- [TASK TO COMPLETE]
Each entry should be quoted word for word, including every mark of punctuation.

::: GIVEN ENTRIES :::

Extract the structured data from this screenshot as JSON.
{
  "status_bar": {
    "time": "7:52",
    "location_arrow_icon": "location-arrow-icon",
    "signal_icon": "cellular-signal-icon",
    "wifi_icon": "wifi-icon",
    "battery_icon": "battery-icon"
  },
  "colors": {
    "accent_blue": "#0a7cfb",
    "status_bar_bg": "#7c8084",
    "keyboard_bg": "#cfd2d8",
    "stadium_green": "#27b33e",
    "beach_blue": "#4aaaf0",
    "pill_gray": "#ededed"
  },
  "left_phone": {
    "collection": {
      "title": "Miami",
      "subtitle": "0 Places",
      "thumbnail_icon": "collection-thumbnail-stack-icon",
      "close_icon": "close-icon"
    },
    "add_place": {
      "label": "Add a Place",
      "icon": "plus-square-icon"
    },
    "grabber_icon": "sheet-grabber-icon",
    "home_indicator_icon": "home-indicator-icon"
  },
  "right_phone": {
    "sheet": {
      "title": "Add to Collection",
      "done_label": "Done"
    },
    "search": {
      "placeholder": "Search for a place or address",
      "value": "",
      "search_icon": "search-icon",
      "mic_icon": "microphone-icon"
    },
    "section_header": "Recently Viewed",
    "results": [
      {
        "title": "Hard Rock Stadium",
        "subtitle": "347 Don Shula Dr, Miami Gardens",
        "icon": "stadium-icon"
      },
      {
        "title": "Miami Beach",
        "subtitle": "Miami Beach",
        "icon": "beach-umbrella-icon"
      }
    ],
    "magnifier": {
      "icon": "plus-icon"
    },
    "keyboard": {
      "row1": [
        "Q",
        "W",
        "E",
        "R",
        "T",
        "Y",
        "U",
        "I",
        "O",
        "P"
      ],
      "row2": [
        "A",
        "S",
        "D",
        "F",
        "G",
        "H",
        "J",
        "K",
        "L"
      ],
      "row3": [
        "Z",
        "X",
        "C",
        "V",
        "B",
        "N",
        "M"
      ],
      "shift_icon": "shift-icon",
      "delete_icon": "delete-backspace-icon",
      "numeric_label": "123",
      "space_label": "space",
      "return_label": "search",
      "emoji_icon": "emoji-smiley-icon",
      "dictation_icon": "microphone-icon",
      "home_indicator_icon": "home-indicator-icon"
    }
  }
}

:::

- [COMPLETE ANSWER]
Extract the structured data from this screenshot as JSON.
{
  "status_bar": {
    "time": "7:52",
    "location_arrow_icon": "location-arrow-icon",
    "signal_icon": "cellular-signal-icon",
    "wifi_icon": "wifi-icon",
    "battery_icon": "battery-icon"
  },
  "colors": {
    "accent_blue": "#0a7cfb",
    "status_bar_bg": "#7c8084",
    "keyboard_bg": "#cfd2d8",
    "stadium_green": "#27b33e",
    "beach_blue": "#4aaaf0",
    "pill_gray": "#ededed"
  },
  "left_phone": {
    "collection": {
      "title": "Miami",
      "subtitle": "0 Places",
      "thumbnail_icon": "collection-thumbnail-stack-icon",
      "close_icon": "close-icon"
    },
    "add_place": {
      "label": "Add a Place",
      "icon": "plus-square-icon"
    },
    "grabber_icon": "sheet-grabber-icon",
    "home_indicator_icon": "home-indicator-icon"
  },
  "right_phone": {
    "sheet": {
      "title": "Add to Collection",
      "done_label": "Done"
    },
    "search": {
      "placeholder": "Search for a place or address",
      "value": "",
      "search_icon": "search-icon",
      "mic_icon": "microphone-icon"
    },
    "section_header": "Recently Viewed",
    "results": [
      {
        "title": "Hard Rock Stadium",
        "subtitle": "347 Don Shula Dr, Miami Gardens",
        "icon": "stadium-icon"
      },
      {
        "title": "Miami Beach",
        "subtitle": "Miami Beach",
        "icon": "beach-umbrella-icon"
      }
    ],
    "magnifier": {
      "icon": "plus-icon"
    },
    "keyboard": {
      "row1": [
        "Q",
        "W",
        "E",
        "R",
        "T",
        "Y",
        "U",
        "I",
        "O",
        "P"
      ],
      "row2": [
        "A",
        "S",
        "D",
        "F",
        "G",
        "H",
        "J",
        "K",
        "L"
      ],
      "row3": [
        "Z",
        "X",
        "C",
        "V",
        "B",
        "N",
        "M"
      ],
      "shift_icon": "shift-icon",
      "delete_icon": "delete-backspace-icon",
      "numeric_label": "123",
      "space_label": "space",
      "return_label": "search",
      "emoji_icon": "emoji-smiley-icon",
      "dictation_icon": "microphone-icon",
      "home_indicator_icon": "home-indicator-icon"
    }
  }
}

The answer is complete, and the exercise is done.